Scan the entries below for "Communications" and copy each line that holds it.

Page layout parsing data:
• • •
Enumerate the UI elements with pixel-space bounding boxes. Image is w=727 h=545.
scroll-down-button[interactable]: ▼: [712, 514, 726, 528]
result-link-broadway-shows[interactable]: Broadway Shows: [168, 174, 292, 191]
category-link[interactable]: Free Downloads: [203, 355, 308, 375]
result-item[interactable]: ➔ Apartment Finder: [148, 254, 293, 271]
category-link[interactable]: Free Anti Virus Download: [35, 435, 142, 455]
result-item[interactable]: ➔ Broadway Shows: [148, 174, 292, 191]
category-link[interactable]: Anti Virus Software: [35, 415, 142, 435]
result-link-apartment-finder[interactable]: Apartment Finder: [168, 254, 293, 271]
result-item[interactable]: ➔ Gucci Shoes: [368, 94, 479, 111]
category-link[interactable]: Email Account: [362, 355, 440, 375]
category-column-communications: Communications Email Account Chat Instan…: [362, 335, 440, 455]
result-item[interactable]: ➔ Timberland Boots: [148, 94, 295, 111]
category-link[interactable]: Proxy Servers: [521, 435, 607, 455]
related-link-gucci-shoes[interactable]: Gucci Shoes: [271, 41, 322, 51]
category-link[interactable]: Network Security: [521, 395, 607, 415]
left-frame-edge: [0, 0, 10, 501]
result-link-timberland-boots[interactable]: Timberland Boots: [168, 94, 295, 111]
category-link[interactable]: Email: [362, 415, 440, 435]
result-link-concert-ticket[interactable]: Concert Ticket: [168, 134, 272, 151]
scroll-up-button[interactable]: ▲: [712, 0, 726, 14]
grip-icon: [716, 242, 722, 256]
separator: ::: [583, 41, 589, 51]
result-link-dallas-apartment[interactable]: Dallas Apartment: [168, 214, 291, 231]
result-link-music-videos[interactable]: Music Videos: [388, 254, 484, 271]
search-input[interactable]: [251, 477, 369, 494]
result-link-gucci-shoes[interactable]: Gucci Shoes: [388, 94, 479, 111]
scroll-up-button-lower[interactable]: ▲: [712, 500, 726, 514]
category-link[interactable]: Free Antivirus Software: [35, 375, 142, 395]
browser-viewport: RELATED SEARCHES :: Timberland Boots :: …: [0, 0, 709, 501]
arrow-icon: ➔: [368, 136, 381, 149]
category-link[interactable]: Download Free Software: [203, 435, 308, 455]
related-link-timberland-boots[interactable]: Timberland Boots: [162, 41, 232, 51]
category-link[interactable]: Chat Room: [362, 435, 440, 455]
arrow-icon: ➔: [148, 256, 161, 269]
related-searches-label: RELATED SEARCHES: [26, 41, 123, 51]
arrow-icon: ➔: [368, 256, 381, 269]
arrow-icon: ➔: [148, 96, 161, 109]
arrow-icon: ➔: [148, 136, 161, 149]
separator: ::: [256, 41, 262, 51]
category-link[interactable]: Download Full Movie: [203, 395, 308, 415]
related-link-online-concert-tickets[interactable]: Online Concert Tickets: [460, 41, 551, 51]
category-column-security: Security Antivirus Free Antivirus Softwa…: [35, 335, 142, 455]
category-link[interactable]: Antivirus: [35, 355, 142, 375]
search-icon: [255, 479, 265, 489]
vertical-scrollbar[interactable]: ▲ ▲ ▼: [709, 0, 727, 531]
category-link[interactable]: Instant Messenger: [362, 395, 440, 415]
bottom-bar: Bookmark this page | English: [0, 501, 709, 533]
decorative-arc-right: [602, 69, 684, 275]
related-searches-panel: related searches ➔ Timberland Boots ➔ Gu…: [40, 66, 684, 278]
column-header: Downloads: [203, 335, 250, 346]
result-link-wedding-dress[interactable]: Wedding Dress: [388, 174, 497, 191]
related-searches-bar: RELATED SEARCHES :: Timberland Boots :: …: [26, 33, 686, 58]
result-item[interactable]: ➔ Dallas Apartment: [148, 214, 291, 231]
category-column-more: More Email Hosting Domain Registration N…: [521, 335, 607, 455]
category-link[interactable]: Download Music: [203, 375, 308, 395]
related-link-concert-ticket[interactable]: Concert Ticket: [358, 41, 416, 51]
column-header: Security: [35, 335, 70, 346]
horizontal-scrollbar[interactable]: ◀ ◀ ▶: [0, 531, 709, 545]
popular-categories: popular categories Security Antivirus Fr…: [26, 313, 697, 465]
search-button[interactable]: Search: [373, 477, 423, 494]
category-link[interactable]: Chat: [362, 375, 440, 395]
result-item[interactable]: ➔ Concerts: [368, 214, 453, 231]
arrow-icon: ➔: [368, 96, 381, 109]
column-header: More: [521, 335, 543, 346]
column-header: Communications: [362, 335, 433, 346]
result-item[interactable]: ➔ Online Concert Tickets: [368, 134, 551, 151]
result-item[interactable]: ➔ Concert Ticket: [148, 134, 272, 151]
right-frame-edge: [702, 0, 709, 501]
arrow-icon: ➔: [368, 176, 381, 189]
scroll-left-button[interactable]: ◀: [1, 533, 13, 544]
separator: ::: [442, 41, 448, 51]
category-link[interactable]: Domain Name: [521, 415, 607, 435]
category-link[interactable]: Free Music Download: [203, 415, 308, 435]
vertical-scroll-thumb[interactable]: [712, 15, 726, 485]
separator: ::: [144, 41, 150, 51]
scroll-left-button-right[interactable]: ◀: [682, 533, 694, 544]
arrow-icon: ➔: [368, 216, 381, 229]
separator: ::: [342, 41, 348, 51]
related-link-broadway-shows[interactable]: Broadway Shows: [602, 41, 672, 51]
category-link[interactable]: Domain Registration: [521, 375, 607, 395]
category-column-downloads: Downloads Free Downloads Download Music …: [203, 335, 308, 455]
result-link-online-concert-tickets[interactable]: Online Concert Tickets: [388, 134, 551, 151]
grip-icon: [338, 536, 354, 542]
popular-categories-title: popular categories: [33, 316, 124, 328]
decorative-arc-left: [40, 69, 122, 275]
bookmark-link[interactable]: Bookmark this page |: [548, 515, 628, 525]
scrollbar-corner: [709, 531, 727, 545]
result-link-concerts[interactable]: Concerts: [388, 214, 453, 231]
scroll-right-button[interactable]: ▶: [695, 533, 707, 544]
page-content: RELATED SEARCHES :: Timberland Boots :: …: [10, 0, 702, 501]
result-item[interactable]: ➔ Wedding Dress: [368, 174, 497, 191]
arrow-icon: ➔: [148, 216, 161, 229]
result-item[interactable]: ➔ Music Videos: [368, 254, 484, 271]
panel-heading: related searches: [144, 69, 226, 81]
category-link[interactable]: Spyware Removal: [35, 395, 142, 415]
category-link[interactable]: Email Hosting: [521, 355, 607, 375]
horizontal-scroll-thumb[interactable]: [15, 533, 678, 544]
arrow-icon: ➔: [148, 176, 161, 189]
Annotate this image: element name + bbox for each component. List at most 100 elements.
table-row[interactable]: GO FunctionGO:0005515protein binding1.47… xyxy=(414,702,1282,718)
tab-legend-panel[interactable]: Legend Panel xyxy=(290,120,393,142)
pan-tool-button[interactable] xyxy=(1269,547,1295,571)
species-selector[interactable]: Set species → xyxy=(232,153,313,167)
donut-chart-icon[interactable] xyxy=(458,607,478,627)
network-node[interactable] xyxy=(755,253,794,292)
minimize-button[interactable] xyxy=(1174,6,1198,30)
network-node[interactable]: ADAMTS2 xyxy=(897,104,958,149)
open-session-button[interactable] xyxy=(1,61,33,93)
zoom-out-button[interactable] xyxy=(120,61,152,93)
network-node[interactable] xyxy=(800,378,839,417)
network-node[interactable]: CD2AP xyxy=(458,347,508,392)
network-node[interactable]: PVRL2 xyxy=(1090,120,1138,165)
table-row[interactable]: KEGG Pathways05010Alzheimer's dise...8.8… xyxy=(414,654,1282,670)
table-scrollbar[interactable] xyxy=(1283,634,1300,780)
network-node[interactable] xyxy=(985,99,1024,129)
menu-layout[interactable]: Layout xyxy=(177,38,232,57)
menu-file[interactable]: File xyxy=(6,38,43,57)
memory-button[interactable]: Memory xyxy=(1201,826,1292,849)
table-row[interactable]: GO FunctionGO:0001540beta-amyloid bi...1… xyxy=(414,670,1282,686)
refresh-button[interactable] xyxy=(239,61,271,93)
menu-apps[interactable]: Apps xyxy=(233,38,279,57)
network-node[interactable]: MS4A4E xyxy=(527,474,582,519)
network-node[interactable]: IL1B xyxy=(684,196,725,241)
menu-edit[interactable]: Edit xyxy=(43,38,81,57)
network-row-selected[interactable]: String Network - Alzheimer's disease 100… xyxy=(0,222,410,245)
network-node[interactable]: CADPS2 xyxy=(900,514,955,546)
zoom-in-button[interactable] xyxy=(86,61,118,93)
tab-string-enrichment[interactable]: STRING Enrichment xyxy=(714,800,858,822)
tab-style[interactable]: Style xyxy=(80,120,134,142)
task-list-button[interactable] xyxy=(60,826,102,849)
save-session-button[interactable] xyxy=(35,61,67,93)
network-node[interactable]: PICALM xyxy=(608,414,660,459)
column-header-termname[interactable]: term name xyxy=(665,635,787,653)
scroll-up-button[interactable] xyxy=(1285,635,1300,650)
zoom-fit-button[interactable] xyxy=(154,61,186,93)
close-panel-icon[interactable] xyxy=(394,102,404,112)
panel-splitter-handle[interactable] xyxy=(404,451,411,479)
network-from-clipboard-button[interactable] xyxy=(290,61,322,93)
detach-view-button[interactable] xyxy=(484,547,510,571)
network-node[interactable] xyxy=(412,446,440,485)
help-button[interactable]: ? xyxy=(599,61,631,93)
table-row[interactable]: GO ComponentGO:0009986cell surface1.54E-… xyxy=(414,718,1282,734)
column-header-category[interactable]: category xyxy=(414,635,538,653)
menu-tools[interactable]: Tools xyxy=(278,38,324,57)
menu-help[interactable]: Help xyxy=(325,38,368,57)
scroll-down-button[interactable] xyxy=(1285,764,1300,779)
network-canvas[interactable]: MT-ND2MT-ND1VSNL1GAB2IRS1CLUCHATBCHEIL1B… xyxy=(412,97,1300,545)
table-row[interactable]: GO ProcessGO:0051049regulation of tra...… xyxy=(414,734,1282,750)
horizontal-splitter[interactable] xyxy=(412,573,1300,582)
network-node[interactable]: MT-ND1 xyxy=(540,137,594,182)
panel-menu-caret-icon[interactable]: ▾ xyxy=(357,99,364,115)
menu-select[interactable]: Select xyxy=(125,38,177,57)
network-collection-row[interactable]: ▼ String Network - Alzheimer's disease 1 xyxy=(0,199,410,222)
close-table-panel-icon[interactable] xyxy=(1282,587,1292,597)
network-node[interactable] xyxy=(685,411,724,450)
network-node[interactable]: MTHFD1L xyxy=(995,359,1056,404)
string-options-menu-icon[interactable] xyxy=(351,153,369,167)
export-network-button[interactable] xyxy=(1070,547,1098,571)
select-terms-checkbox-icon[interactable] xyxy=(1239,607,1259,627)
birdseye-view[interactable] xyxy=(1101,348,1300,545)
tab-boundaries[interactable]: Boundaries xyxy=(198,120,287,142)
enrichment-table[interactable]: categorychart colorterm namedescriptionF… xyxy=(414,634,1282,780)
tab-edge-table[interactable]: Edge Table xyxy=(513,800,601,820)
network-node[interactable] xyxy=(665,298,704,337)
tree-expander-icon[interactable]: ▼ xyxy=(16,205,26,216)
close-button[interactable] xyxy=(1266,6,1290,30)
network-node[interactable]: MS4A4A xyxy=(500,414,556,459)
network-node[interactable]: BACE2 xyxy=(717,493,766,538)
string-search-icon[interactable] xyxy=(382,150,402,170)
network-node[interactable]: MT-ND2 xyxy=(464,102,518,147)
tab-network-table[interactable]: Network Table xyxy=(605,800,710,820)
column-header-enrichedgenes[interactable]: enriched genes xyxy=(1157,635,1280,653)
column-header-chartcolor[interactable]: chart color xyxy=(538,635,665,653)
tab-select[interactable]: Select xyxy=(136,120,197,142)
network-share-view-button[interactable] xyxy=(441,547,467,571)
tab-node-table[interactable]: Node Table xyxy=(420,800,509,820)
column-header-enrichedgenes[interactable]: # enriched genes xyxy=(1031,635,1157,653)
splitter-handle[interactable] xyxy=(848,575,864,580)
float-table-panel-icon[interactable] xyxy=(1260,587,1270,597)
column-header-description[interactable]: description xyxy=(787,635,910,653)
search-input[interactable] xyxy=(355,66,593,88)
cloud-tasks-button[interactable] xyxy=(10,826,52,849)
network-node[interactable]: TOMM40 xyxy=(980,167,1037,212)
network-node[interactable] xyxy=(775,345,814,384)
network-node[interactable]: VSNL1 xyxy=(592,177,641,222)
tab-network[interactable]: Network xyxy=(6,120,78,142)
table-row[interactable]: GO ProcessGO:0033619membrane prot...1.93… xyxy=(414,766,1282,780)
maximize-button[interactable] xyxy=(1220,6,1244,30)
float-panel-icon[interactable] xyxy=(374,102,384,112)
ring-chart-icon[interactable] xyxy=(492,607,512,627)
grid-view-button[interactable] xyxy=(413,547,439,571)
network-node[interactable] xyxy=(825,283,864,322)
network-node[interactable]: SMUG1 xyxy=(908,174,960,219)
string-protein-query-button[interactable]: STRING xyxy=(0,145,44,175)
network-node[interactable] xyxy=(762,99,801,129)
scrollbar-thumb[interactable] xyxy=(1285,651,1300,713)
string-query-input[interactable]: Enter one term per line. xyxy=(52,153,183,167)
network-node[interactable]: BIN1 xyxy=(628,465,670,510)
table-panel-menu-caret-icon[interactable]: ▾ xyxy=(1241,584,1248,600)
• • •
● Answer below:
category-column-communications: Communications Email Account Chat Instan…: [362, 335, 440, 455]
column-header: Communications: [362, 335, 433, 346]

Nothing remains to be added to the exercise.